--- DIRECTION ---
Without altering anything, repeat each of the records.

▬▬▬▬▬▬▬▬▬▬

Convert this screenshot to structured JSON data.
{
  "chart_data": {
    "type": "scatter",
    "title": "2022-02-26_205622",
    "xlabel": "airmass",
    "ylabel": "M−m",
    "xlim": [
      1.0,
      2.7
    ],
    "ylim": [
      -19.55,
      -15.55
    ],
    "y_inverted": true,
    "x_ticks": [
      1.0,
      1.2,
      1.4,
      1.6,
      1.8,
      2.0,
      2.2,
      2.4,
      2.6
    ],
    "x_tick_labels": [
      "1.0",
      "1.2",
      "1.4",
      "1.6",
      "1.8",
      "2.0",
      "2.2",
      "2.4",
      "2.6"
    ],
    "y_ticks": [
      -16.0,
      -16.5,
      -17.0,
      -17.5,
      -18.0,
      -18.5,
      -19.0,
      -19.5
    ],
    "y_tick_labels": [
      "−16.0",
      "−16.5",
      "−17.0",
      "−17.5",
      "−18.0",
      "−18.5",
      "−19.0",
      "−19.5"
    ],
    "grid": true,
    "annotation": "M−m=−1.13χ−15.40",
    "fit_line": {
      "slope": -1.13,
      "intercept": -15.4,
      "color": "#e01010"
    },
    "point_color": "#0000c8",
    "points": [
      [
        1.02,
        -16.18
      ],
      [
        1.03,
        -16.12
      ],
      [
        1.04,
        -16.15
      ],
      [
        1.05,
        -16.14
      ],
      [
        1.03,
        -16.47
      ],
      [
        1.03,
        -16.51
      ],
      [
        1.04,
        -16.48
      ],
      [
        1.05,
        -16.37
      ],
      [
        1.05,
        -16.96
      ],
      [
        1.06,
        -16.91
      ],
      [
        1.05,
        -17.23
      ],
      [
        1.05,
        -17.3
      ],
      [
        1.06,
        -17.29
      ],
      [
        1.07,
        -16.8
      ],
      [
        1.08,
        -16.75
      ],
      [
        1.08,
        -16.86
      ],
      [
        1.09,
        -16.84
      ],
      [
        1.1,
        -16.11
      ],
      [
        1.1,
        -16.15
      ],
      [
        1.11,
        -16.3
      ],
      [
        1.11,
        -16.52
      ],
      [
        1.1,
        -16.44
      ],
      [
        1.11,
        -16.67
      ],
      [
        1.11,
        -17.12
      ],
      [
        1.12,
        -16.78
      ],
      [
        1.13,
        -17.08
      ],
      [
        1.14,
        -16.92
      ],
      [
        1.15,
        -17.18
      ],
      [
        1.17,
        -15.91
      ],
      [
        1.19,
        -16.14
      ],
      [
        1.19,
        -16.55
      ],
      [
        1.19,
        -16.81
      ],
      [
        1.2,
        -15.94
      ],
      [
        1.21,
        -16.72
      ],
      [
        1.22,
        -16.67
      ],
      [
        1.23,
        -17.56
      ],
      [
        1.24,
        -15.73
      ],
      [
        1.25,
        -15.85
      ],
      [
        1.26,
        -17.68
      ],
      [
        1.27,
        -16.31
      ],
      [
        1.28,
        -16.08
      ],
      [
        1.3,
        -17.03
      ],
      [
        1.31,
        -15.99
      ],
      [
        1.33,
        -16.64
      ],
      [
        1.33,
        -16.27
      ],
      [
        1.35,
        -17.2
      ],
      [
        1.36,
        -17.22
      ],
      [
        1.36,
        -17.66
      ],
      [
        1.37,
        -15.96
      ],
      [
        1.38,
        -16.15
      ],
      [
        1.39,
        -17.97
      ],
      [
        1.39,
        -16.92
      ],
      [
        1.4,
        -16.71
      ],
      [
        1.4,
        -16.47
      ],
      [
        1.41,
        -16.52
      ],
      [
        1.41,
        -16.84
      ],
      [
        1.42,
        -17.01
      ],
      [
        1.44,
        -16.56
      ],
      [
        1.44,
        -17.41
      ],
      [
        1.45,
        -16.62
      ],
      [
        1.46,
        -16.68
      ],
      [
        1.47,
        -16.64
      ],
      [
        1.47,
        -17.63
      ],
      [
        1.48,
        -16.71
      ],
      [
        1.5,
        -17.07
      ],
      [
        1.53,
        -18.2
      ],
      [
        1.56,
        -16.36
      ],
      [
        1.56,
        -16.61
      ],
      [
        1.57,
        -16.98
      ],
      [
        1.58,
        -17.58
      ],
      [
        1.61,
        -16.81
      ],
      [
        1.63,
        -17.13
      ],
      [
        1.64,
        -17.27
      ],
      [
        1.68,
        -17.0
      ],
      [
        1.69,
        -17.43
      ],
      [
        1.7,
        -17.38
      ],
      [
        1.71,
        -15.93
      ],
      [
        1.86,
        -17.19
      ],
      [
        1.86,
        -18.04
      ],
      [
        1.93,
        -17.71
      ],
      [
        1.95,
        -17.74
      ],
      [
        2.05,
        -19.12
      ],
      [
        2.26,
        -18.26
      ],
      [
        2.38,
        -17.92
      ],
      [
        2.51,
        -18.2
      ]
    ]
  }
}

▬▬▬▬▬▬▬▬▬▬

--- EXERCISE ANSWER ---
Convert this screenshot to structured JSON data.
{
  "chart_data": {
    "type": "scatter",
    "title": "2022-02-26_205622",
    "xlabel": "airmass",
    "ylabel": "M−m",
    "xlim": [
      1.0,
      2.7
    ],
    "ylim": [
      -19.55,
      -15.55
    ],
    "y_inverted": true,
    "x_ticks": [
      1.0,
      1.2,
      1.4,
      1.6,
      1.8,
      2.0,
      2.2,
      2.4,
      2.6
    ],
    "x_tick_labels": [
      "1.0",
      "1.2",
      "1.4",
      "1.6",
      "1.8",
      "2.0",
      "2.2",
      "2.4",
      "2.6"
    ],
    "y_ticks": [
      -16.0,
      -16.5,
      -17.0,
      -17.5,
      -18.0,
      -18.5,
      -19.0,
      -19.5
    ],
    "y_tick_labels": [
      "−16.0",
      "−16.5",
      "−17.0",
      "−17.5",
      "−18.0",
      "−18.5",
      "−19.0",
      "−19.5"
    ],
    "grid": true,
    "annotation": "M−m=−1.13χ−15.40",
    "fit_line": {
      "slope": -1.13,
      "intercept": -15.4,
      "color": "#e01010"
    },
    "point_color": "#0000c8",
    "points": [
      [
        1.02,
        -16.18
      ],
      [
        1.03,
        -16.12
      ],
      [
        1.04,
        -16.15
      ],
      [
        1.05,
        -16.14
      ],
      [
        1.03,
        -16.47
      ],
      [
        1.03,
        -16.51
      ],
      [
        1.04,
        -16.48
      ],
      [
        1.05,
        -16.37
      ],
      [
        1.05,
        -16.96
      ],
      [
        1.06,
        -16.91
      ],
      [
        1.05,
        -17.23
      ],
      [
        1.05,
        -17.3
      ],
      [
        1.06,
        -17.29
      ],
      [
        1.07,
        -16.8
      ],
      [
        1.08,
        -16.75
      ],
      [
        1.08,
        -16.86
      ],
      [
        1.09,
        -16.84
      ],
      [
        1.1,
        -16.11
      ],
      [
        1.1,
        -16.15
      ],
      [
        1.11,
        -16.3
      ],
      [
        1.11,
        -16.52
      ],
      [
        1.1,
        -16.44
      ],
      [
        1.11,
        -16.67
      ],
      [
        1.11,
        -17.12
      ],
      [
        1.12,
        -16.78
      ],
      [
        1.13,
        -17.08
      ],
      [
        1.14,
        -16.92
      ],
      [
        1.15,
        -17.18
      ],
      [
        1.17,
        -15.91
      ],
      [
        1.19,
        -16.14
      ],
      [
        1.19,
        -16.55
      ],
      [
        1.19,
        -16.81
      ],
      [
        1.2,
        -15.94
      ],
      [
        1.21,
        -16.72
      ],
      [
        1.22,
        -16.67
      ],
      [
        1.23,
        -17.56
      ],
      [
        1.24,
        -15.73
      ],
      [
        1.25,
        -15.85
      ],
      [
        1.26,
        -17.68
      ],
      [
        1.27,
        -16.31
      ],
      [
        1.28,
        -16.08
      ],
      [
        1.3,
        -17.03
      ],
      [
        1.31,
        -15.99
      ],
      [
        1.33,
        -16.64
      ],
      [
        1.33,
        -16.27
      ],
      [
        1.35,
        -17.2
      ],
      [
        1.36,
        -17.22
      ],
      [
        1.36,
        -17.66
      ],
      [
        1.37,
        -15.96
      ],
      [
        1.38,
        -16.15
      ],
      [
        1.39,
        -17.97
      ],
      [
        1.39,
        -16.92
      ],
      [
        1.4,
        -16.71
      ],
      [
        1.4,
        -16.47
      ],
      [
        1.41,
        -16.52
      ],
      [
        1.41,
        -16.84
      ],
      [
        1.42,
        -17.01
      ],
      [
        1.44,
        -16.56
      ],
      [
        1.44,
        -17.41
      ],
      [
        1.45,
        -16.62
      ],
      [
        1.46,
        -16.68
      ],
      [
        1.47,
        -16.64
      ],
      [
        1.47,
        -17.63
      ],
      [
        1.48,
        -16.71
      ],
      [
        1.5,
        -17.07
      ],
      [
        1.53,
        -18.2
      ],
      [
        1.56,
        -16.36
      ],
      [
        1.56,
        -16.61
      ],
      [
        1.57,
        -16.98
      ],
      [
        1.58,
        -17.58
      ],
      [
        1.61,
        -16.81
      ],
      [
        1.63,
        -17.13
      ],
      [
        1.64,
        -17.27
      ],
      [
        1.68,
        -17.0
      ],
      [
        1.69,
        -17.43
      ],
      [
        1.7,
        -17.38
      ],
      [
        1.71,
        -15.93
      ],
      [
        1.86,
        -17.19
      ],
      [
        1.86,
        -18.04
      ],
      [
        1.93,
        -17.71
      ],
      [
        1.95,
        -17.74
      ],
      [
        2.05,
        -19.12
      ],
      [
        2.26,
        -18.26
      ],
      [
        2.38,
        -17.92
      ],
      [
        2.51,
        -18.2
      ]
    ]
  }
}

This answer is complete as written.